>> START DATA SHOWN
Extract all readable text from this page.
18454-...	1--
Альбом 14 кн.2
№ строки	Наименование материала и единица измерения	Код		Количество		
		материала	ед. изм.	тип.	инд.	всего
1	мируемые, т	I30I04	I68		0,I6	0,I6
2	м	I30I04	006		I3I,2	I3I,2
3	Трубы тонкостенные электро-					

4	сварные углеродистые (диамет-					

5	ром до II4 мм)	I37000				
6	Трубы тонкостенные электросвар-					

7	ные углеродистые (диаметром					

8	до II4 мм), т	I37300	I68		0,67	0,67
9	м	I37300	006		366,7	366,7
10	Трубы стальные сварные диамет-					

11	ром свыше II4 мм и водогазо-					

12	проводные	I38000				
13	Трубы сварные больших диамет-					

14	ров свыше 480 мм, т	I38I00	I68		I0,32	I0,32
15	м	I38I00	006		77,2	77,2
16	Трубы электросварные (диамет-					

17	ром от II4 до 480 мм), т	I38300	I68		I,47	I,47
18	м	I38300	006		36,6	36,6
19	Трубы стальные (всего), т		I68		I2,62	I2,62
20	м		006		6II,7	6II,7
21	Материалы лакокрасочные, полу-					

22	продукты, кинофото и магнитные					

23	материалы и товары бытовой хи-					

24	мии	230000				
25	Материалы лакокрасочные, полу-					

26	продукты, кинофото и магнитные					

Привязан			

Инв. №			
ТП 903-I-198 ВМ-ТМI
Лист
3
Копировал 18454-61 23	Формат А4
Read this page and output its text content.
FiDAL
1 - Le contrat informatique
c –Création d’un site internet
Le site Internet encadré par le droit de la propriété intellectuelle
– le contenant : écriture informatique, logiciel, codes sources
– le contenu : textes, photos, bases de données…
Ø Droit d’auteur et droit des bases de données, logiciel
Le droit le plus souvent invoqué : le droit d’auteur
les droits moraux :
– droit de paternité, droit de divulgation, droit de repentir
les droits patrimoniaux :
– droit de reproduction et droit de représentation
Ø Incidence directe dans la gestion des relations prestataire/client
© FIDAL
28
>> END DATA SHOWN
• **TASK DETAILS**: Repeat the data exactly. Leave nothing out.

• **RESULT OF THE EXERCISE**:
Extract all readable text from this page.
18454-...	1--
Альбом 14 кн.2
№ строки	Наименование материала и единица измерения	Код		Количество		
		материала	ед. изм.	тип.	инд.	всего
1	мируемые, т	I30I04	I68		0,I6	0,I6
2	м	I30I04	006		I3I,2	I3I,2
3	Трубы тонкостенные электро-					

4	сварные углеродистые (диамет-					

5	ром до II4 мм)	I37000				
6	Трубы тонкостенные электросвар-					

7	ные углеродистые (диаметром					

8	до II4 мм), т	I37300	I68		0,67	0,67
9	м	I37300	006		366,7	366,7
10	Трубы стальные сварные диамет-					

11	ром свыше II4 мм и водогазо-					

12	проводные	I38000				
13	Трубы сварные больших диамет-					

14	ров свыше 480 мм, т	I38I00	I68		I0,32	I0,32
15	м	I38I00	006		77,2	77,2
16	Трубы электросварные (диамет-					

17	ром от II4 до 480 мм), т	I38300	I68		I,47	I,47
18	м	I38300	006		36,6	36,6
19	Трубы стальные (всего), т		I68		I2,62	I2,62
20	м		006		6II,7	6II,7
21	Материалы лакокрасочные, полу-					

22	продукты, кинофото и магнитные					

23	материалы и товары бытовой хи-					

24	мии	230000				
25	Материалы лакокрасочные, полу-					

26	продукты, кинофото и магнитные					

Привязан			

Инв. №			
ТП 903-I-198 ВМ-ТМI
Лист
3
Копировал 18454-61 23	Формат А4
Read this page and output its text content.
FiDAL
1 - Le contrat informatique
c –Création d’un site internet
Le site Internet encadré par le droit de la propriété intellectuelle
– le contenant : écriture informatique, logiciel, codes sources
– le contenu : textes, photos, bases de données…
Ø Droit d’auteur et droit des bases de données, logiciel
Le droit le plus souvent invoqué : le droit d’auteur
les droits moraux :
– droit de paternité, droit de divulgation, droit de repentir
les droits patrimoniaux :
– droit de reproduction et droit de représentation
Ø Incidence directe dans la gestion des relations prestataire/client
© FIDAL
28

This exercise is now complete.